[What to work on]
Make an exact copy of the records, dropping all pictures.

[Figure dataset records]
◇ ◇ ◇ ◇ ◇
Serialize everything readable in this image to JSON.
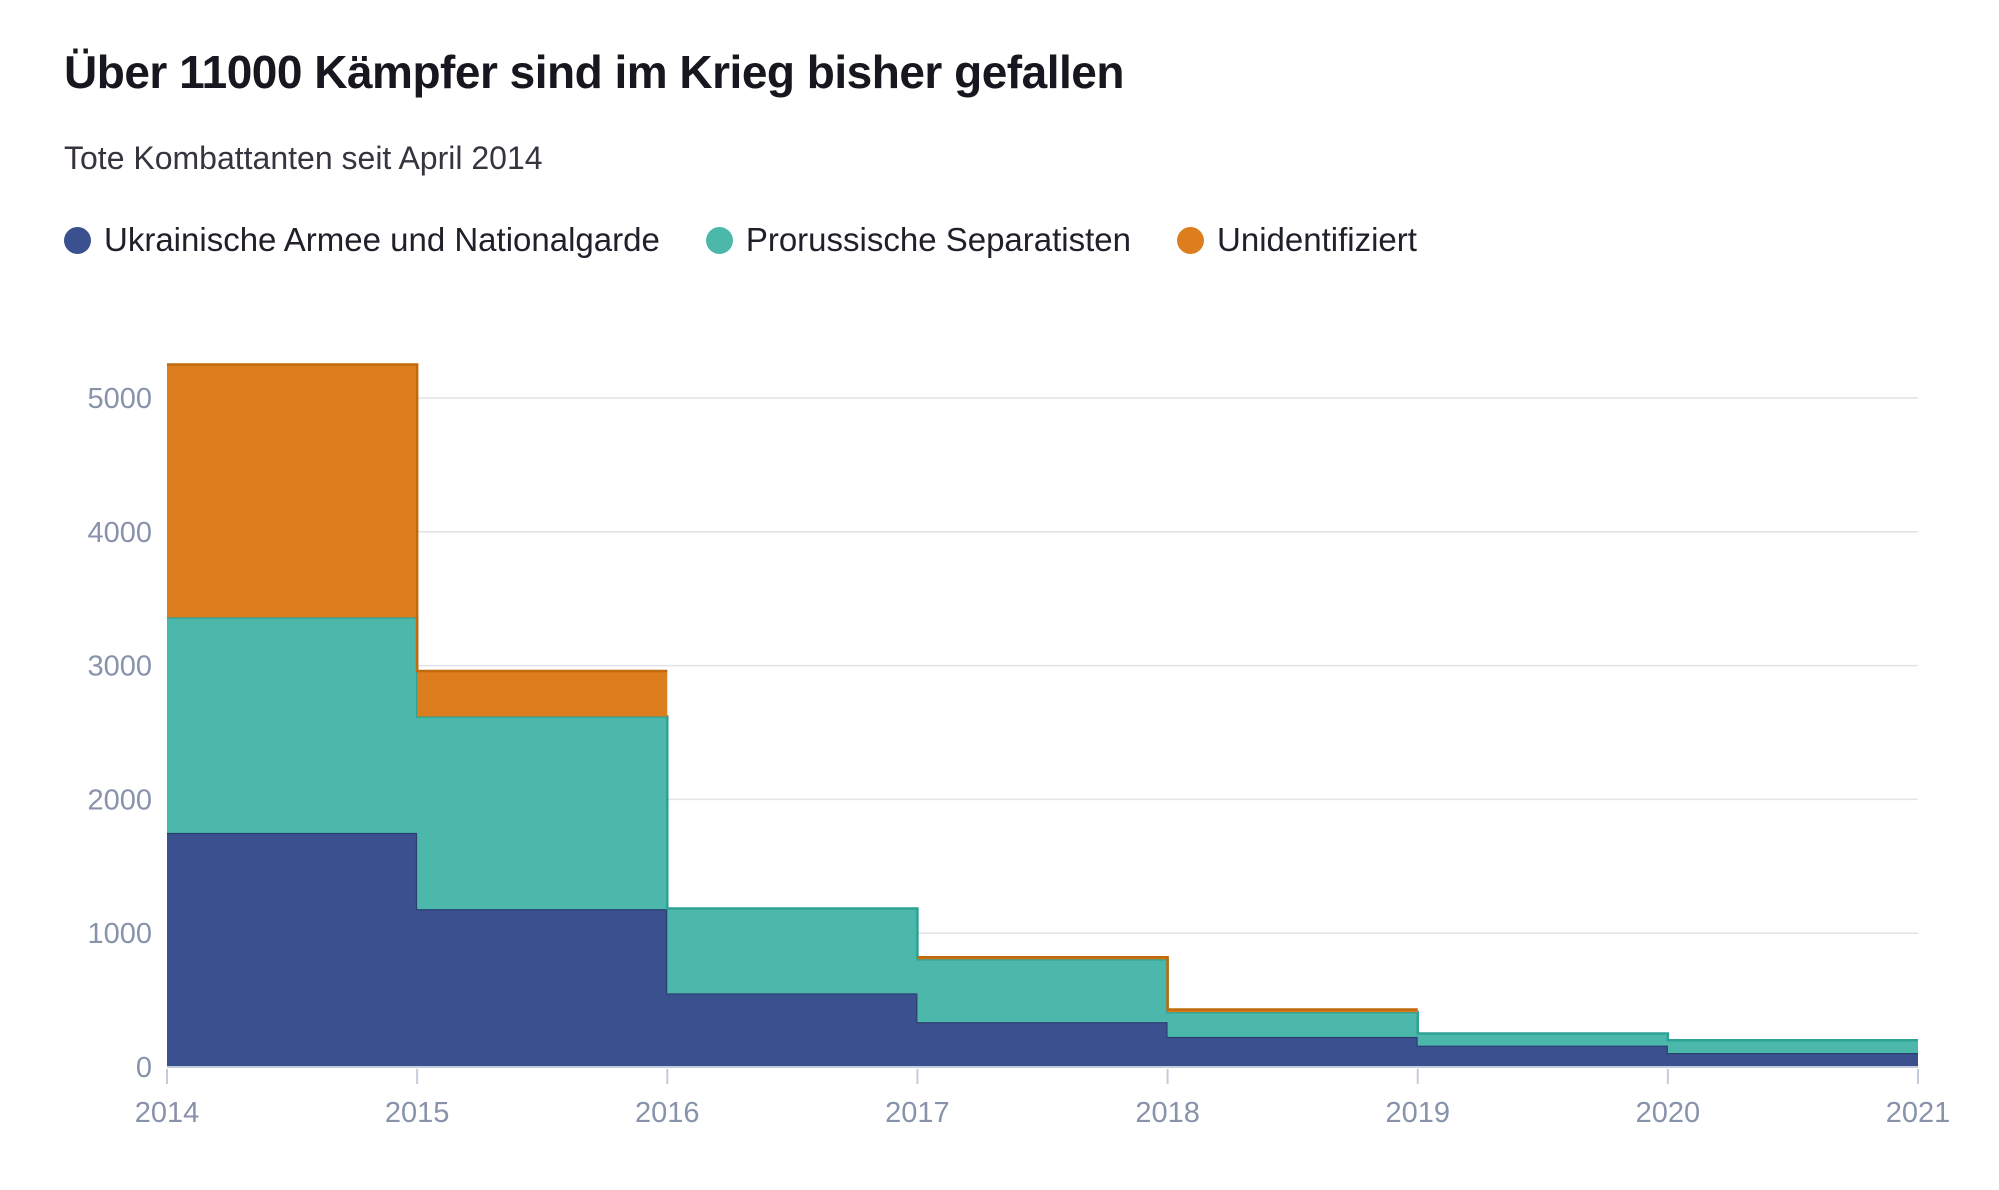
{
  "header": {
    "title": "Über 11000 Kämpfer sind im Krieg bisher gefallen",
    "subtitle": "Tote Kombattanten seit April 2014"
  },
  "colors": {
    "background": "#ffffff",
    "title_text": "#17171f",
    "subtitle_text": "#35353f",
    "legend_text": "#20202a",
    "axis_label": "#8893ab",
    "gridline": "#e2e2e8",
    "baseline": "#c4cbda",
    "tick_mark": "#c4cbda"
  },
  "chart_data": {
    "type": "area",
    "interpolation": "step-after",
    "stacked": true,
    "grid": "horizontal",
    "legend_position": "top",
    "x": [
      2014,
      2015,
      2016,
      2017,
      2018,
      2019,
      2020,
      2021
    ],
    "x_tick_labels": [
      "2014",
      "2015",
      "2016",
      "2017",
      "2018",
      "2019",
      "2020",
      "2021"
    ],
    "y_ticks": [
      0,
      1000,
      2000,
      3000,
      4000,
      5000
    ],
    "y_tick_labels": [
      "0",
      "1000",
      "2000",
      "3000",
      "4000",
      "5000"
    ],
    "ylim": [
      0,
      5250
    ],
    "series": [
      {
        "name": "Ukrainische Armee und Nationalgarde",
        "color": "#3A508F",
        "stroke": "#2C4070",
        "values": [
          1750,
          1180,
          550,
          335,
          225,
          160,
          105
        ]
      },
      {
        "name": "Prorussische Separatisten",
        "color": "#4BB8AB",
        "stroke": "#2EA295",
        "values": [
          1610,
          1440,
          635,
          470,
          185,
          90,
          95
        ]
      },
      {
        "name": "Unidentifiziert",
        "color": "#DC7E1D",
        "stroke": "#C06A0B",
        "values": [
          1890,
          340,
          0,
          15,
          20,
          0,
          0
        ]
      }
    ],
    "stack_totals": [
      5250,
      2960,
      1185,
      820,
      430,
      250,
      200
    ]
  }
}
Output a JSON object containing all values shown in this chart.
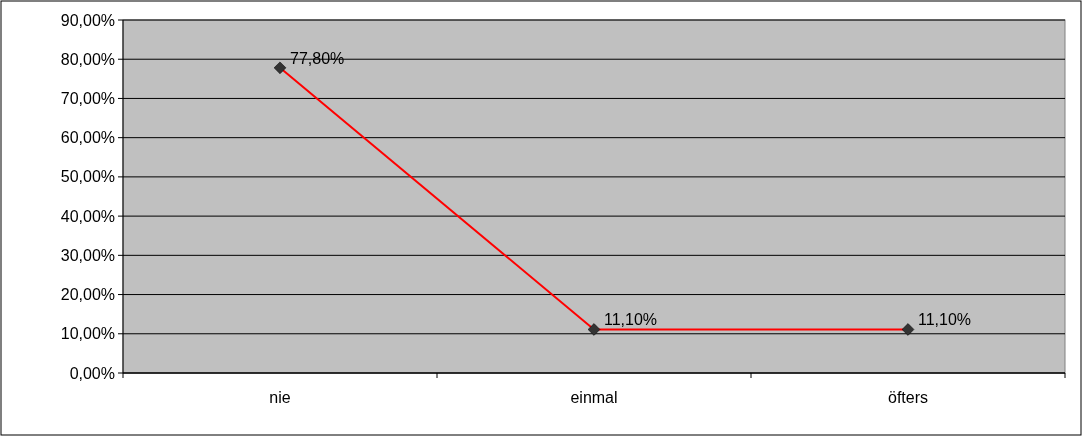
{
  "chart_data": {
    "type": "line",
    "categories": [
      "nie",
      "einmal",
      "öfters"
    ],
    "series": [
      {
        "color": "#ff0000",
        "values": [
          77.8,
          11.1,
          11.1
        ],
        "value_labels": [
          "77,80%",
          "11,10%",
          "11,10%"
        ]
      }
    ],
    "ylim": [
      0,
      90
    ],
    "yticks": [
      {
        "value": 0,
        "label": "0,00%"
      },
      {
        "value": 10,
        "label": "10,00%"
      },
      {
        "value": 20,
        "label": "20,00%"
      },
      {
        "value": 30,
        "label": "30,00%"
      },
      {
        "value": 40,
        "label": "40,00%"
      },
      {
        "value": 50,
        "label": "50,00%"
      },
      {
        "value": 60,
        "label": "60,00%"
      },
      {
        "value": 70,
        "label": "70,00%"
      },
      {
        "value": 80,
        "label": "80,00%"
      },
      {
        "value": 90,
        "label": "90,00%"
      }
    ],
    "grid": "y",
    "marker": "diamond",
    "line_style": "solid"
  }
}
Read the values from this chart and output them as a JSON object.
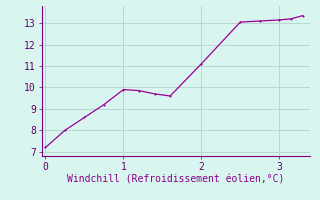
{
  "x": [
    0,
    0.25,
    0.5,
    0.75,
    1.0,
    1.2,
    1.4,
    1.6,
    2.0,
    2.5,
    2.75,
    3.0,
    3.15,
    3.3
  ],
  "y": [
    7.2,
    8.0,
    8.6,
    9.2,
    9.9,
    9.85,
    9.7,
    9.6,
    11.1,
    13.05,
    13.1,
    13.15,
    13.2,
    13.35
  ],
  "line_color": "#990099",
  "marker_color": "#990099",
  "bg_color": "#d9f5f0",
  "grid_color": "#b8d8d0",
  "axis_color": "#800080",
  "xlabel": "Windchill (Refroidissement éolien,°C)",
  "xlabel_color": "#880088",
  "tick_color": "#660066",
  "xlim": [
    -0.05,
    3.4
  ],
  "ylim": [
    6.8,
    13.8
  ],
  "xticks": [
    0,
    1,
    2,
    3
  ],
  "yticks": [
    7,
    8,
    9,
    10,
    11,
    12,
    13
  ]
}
◇ ◇ ◇ ◇ ◇
[Task answer]
Serialize everything readable in this image to JSON.
{
  "header": {
    "title": "Über 11000 Kämpfer sind im Krieg bisher gefallen",
    "subtitle": "Tote Kombattanten seit April 2014"
  },
  "colors": {
    "background": "#ffffff",
    "title_text": "#17171f",
    "subtitle_text": "#35353f",
    "legend_text": "#20202a",
    "axis_label": "#8893ab",
    "gridline": "#e2e2e8",
    "baseline": "#c4cbda",
    "tick_mark": "#c4cbda"
  },
  "chart_data": {
    "type": "area",
    "interpolation": "step-after",
    "stacked": true,
    "grid": "horizontal",
    "legend_position": "top",
    "x": [
      2014,
      2015,
      2016,
      2017,
      2018,
      2019,
      2020,
      2021
    ],
    "x_tick_labels": [
      "2014",
      "2015",
      "2016",
      "2017",
      "2018",
      "2019",
      "2020",
      "2021"
    ],
    "y_ticks": [
      0,
      1000,
      2000,
      3000,
      4000,
      5000
    ],
    "y_tick_labels": [
      "0",
      "1000",
      "2000",
      "3000",
      "4000",
      "5000"
    ],
    "ylim": [
      0,
      5250
    ],
    "series": [
      {
        "name": "Ukrainische Armee und Nationalgarde",
        "color": "#3A508F",
        "stroke": "#2C4070",
        "values": [
          1750,
          1180,
          550,
          335,
          225,
          160,
          105
        ]
      },
      {
        "name": "Prorussische Separatisten",
        "color": "#4BB8AB",
        "stroke": "#2EA295",
        "values": [
          1610,
          1440,
          635,
          470,
          185,
          90,
          95
        ]
      },
      {
        "name": "Unidentifiziert",
        "color": "#DC7E1D",
        "stroke": "#C06A0B",
        "values": [
          1890,
          340,
          0,
          15,
          20,
          0,
          0
        ]
      }
    ],
    "stack_totals": [
      5250,
      2960,
      1185,
      820,
      430,
      250,
      200
    ]
  }
}
Output a JSON object containing all values shown in this chart.
{
  "chart_data": {
    "type": "line",
    "categories": [
      "nie",
      "einmal",
      "öfters"
    ],
    "series": [
      {
        "color": "#ff0000",
        "values": [
          77.8,
          11.1,
          11.1
        ],
        "value_labels": [
          "77,80%",
          "11,10%",
          "11,10%"
        ]
      }
    ],
    "ylim": [
      0,
      90
    ],
    "yticks": [
      {
        "value": 0,
        "label": "0,00%"
      },
      {
        "value": 10,
        "label": "10,00%"
      },
      {
        "value": 20,
        "label": "20,00%"
      },
      {
        "value": 30,
        "label": "30,00%"
      },
      {
        "value": 40,
        "label": "40,00%"
      },
      {
        "value": 50,
        "label": "50,00%"
      },
      {
        "value": 60,
        "label": "60,00%"
      },
      {
        "value": 70,
        "label": "70,00%"
      },
      {
        "value": 80,
        "label": "80,00%"
      },
      {
        "value": 90,
        "label": "90,00%"
      }
    ],
    "grid": "y",
    "marker": "diamond",
    "line_style": "solid"
  }
}
Read the values from this chart and output them as a JSON object.
{
  "x": [
    0,
    0.25,
    0.5,
    0.75,
    1.0,
    1.2,
    1.4,
    1.6,
    2.0,
    2.5,
    2.75,
    3.0,
    3.15,
    3.3
  ],
  "y": [
    7.2,
    8.0,
    8.6,
    9.2,
    9.9,
    9.85,
    9.7,
    9.6,
    11.1,
    13.05,
    13.1,
    13.15,
    13.2,
    13.35
  ],
  "line_color": "#990099",
  "marker_color": "#990099",
  "bg_color": "#d9f5f0",
  "grid_color": "#b8d8d0",
  "axis_color": "#800080",
  "xlabel": "Windchill (Refroidissement éolien,°C)",
  "xlabel_color": "#880088",
  "tick_color": "#660066",
  "xlim": [
    -0.05,
    3.4
  ],
  "ylim": [
    6.8,
    13.8
  ],
  "xticks": [
    0,
    1,
    2,
    3
  ],
  "yticks": [
    7,
    8,
    9,
    10,
    11,
    12,
    13
  ]
}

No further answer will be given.